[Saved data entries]

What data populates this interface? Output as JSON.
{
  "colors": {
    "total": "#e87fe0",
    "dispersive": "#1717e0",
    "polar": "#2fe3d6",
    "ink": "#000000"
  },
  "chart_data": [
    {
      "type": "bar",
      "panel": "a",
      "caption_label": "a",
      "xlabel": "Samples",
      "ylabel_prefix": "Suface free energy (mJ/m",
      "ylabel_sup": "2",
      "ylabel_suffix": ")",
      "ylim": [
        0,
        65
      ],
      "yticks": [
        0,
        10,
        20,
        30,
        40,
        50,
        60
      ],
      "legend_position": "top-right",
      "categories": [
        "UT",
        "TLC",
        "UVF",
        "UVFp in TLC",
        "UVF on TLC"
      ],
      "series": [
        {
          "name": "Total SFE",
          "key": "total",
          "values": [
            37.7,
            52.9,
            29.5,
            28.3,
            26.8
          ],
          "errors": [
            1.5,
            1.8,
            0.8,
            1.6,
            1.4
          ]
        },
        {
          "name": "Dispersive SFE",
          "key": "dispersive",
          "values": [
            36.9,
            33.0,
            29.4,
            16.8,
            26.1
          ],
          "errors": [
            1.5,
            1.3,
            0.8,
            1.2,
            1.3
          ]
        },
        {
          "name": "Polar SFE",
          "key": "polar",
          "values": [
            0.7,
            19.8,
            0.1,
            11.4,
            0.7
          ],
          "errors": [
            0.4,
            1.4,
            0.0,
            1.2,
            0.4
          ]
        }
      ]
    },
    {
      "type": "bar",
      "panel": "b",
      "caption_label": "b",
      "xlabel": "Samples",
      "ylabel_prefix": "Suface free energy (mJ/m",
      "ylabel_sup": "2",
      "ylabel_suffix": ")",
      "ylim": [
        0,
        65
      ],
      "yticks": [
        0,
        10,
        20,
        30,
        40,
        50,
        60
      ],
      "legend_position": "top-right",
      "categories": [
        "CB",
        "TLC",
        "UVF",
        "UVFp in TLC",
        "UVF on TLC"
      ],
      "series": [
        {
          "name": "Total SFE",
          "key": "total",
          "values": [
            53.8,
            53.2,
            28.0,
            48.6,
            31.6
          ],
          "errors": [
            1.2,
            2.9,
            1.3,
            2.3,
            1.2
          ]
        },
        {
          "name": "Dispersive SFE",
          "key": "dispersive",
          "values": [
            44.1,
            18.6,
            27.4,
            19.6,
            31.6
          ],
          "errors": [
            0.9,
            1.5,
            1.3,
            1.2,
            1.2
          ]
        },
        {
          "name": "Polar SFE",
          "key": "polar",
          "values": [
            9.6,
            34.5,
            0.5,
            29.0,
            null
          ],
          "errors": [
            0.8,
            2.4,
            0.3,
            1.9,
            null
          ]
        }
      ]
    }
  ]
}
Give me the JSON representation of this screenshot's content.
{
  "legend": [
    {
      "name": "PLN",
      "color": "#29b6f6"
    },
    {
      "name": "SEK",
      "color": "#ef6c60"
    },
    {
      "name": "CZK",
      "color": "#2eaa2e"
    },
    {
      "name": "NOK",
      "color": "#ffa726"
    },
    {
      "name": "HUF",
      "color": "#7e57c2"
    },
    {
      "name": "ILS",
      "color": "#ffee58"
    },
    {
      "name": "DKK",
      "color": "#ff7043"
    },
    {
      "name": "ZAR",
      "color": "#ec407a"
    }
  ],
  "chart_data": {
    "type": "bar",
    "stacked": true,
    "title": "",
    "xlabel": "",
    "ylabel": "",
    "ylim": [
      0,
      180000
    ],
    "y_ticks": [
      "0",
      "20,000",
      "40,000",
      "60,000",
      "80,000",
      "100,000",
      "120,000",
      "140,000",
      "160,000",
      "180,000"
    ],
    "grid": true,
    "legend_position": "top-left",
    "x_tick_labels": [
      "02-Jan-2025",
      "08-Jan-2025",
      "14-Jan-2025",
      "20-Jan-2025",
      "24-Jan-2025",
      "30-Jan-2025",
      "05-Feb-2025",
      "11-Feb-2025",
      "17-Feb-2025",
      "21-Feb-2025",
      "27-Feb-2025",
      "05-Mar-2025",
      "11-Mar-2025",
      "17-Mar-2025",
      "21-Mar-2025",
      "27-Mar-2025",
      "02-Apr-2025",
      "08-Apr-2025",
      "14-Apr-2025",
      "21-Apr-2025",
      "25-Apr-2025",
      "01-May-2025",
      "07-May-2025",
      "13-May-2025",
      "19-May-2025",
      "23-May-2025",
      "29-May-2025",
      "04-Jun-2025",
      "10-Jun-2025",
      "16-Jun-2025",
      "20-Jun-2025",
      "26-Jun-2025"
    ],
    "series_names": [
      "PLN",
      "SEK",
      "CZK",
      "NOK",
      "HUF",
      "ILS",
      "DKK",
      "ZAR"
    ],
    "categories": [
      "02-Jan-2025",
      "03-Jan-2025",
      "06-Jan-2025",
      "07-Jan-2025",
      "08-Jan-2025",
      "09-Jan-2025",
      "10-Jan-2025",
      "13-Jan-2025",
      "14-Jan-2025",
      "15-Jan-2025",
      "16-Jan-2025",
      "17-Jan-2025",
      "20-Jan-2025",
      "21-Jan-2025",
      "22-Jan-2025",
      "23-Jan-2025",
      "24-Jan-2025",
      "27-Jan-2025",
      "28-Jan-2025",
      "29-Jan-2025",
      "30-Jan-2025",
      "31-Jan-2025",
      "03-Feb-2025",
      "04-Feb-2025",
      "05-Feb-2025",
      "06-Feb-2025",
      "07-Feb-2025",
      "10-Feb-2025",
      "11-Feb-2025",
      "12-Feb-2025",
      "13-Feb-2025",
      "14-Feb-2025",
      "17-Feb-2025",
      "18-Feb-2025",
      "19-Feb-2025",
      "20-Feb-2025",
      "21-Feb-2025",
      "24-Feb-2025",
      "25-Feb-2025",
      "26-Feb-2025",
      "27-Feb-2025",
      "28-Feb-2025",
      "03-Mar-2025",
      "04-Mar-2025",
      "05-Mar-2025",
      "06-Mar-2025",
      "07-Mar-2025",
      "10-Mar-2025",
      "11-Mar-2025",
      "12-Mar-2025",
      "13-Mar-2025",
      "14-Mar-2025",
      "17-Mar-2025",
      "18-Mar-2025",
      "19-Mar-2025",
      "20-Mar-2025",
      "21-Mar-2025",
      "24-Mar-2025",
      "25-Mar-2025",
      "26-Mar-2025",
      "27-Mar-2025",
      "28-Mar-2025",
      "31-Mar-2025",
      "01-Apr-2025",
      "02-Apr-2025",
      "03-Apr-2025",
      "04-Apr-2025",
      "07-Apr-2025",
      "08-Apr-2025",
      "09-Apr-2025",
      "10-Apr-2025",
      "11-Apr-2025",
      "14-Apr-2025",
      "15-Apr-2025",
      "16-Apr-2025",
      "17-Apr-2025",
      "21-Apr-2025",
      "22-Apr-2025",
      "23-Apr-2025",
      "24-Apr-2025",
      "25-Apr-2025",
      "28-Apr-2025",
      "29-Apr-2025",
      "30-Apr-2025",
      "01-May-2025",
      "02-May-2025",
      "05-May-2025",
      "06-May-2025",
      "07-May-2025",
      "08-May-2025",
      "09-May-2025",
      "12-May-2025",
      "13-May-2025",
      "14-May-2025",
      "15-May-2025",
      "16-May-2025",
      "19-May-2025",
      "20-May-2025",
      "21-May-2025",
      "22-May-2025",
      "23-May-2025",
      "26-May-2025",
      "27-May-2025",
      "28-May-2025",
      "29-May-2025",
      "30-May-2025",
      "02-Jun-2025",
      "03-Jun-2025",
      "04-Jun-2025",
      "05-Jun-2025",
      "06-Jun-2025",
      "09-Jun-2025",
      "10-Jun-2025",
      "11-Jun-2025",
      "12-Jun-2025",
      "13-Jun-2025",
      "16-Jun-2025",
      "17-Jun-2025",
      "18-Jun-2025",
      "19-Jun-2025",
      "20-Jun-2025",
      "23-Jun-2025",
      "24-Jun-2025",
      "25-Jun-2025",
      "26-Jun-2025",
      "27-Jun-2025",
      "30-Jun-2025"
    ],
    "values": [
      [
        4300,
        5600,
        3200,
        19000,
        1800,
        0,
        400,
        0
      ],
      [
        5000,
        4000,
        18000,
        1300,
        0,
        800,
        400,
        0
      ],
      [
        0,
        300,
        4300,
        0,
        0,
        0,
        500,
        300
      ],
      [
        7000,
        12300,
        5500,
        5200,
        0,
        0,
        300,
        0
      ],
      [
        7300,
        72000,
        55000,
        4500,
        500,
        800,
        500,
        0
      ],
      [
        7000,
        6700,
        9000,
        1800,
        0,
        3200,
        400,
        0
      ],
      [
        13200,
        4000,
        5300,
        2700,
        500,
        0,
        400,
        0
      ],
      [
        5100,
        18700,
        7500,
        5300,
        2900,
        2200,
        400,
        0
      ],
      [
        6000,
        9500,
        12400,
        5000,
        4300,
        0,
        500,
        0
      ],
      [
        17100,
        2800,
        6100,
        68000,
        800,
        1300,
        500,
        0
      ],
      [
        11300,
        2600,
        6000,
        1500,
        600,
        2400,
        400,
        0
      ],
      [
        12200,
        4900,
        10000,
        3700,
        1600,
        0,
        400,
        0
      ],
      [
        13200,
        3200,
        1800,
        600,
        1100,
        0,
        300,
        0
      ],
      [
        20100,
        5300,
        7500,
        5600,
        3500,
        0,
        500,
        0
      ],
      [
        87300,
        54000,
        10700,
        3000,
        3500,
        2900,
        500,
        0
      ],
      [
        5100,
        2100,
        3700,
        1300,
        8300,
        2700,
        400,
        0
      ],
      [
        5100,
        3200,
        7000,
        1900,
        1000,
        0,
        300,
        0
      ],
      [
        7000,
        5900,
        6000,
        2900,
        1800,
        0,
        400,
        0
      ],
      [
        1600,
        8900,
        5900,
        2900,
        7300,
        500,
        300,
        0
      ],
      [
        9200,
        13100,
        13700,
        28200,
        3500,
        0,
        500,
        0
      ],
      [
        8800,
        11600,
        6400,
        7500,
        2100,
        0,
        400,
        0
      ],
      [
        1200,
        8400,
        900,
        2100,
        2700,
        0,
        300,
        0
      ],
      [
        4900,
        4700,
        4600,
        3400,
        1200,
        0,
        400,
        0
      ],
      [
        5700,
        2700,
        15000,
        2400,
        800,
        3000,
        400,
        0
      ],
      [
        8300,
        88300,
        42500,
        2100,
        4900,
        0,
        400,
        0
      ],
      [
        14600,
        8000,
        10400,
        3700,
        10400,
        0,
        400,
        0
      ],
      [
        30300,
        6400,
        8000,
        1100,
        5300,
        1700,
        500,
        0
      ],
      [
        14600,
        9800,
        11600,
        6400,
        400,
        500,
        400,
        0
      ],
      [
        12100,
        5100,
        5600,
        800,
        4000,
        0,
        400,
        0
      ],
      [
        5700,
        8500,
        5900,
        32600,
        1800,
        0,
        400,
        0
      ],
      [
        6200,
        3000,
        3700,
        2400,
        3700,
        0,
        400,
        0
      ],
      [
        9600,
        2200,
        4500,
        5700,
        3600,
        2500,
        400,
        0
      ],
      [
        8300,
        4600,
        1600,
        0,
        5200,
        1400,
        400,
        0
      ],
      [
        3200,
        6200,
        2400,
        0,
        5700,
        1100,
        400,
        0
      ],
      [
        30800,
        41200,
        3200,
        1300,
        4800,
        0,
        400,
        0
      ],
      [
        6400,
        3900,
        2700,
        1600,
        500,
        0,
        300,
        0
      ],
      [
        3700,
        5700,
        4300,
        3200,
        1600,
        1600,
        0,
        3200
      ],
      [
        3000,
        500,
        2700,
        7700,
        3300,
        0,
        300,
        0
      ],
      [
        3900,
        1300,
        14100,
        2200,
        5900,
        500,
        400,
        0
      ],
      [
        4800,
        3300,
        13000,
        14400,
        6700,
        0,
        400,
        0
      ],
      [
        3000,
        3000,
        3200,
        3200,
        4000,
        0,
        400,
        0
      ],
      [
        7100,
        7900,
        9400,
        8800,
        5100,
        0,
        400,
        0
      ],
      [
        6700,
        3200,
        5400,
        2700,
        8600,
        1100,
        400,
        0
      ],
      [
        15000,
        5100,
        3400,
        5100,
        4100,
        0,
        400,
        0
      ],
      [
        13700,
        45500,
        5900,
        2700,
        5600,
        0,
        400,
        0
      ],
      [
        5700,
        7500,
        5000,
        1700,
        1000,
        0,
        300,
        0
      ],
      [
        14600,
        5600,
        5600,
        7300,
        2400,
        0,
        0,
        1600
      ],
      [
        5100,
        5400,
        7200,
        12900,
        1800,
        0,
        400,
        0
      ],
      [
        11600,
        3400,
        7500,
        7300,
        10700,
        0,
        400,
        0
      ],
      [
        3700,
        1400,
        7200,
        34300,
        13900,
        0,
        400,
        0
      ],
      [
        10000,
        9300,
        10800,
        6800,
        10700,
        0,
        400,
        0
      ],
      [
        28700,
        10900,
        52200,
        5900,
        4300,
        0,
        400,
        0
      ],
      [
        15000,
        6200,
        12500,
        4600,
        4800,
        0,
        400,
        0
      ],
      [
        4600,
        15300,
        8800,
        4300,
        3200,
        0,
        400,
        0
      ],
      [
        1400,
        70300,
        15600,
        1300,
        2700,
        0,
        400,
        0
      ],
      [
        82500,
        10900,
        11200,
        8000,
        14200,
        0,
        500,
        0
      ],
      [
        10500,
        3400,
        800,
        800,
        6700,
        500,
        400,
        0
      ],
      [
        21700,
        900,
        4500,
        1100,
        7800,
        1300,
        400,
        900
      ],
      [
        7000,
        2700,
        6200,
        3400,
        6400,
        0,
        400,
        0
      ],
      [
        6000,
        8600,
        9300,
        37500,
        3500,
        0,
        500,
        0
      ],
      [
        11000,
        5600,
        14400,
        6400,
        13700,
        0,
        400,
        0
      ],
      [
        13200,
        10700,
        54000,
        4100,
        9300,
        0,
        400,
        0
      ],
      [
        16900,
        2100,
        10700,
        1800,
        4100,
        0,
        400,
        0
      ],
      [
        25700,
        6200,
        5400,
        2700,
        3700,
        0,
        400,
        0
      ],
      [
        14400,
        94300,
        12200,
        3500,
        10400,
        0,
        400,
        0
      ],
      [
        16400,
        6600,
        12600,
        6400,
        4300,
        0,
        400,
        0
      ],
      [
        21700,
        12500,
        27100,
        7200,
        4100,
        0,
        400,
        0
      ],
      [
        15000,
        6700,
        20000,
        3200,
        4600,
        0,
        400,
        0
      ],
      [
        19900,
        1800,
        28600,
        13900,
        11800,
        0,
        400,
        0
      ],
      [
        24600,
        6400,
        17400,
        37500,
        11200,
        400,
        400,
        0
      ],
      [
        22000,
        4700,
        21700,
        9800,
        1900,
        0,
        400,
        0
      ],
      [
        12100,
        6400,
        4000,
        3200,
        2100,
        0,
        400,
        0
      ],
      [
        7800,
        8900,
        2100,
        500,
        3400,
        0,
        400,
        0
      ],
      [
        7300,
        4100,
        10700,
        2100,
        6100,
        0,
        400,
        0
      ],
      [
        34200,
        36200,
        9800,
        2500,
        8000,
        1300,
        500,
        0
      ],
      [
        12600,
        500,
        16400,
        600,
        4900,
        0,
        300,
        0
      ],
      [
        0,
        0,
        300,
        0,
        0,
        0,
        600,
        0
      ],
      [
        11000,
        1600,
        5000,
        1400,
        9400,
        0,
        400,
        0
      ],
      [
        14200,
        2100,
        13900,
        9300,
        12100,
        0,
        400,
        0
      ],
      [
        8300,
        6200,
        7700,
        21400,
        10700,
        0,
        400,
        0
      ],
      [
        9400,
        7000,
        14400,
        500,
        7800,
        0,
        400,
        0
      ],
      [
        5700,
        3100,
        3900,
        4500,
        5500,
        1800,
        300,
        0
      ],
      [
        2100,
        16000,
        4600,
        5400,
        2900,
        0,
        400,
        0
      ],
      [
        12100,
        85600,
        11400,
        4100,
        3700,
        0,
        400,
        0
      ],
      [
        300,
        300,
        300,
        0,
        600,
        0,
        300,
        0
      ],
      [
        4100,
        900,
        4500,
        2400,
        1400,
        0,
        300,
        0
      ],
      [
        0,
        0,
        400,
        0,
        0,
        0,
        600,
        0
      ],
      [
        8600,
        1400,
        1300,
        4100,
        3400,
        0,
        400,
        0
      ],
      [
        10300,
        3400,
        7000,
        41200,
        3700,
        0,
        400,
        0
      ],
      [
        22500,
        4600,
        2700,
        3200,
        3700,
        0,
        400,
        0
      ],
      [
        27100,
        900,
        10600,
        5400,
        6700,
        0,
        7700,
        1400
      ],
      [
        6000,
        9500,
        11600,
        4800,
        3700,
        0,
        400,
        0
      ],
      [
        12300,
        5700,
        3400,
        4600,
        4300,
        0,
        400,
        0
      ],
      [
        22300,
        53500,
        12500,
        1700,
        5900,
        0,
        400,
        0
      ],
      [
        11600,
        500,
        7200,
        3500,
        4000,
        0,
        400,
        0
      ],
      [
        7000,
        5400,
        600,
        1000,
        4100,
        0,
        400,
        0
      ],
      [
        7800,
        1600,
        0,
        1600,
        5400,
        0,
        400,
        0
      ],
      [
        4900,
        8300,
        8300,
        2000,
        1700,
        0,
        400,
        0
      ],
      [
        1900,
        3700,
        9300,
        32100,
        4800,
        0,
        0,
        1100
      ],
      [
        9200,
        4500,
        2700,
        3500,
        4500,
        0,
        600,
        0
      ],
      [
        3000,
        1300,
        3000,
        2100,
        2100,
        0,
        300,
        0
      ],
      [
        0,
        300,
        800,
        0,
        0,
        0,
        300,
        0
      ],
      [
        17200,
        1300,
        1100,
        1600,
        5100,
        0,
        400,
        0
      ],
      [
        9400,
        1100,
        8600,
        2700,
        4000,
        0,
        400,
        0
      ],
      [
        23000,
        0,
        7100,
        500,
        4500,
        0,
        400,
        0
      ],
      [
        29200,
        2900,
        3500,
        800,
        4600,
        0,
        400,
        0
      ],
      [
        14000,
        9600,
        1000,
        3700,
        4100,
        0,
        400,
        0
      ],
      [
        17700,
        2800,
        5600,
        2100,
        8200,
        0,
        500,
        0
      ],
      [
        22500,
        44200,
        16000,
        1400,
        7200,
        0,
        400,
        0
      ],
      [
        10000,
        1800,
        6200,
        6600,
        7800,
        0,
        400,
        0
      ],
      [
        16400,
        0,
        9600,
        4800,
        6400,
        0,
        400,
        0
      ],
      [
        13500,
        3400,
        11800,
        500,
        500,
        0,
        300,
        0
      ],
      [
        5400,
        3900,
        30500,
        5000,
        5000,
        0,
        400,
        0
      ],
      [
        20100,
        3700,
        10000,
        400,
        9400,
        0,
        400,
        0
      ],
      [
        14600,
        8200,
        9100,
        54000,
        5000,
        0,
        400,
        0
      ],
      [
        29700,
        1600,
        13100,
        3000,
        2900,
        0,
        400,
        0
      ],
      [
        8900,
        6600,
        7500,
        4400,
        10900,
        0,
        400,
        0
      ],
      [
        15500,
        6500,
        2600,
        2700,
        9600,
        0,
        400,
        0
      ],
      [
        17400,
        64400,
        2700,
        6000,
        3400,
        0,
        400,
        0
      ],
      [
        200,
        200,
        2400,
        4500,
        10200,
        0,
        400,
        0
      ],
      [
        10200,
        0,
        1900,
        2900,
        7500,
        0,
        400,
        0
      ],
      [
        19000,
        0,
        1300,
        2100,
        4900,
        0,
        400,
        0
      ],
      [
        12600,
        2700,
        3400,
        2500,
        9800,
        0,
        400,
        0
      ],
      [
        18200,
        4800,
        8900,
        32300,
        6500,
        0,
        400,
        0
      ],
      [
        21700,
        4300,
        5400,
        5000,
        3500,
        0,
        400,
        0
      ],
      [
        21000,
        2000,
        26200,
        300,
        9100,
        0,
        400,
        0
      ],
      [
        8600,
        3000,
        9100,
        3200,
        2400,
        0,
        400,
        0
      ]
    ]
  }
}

Problem details -
Count the lines above in which the word "JSON" appears, then state only that count.

Result of the task -
2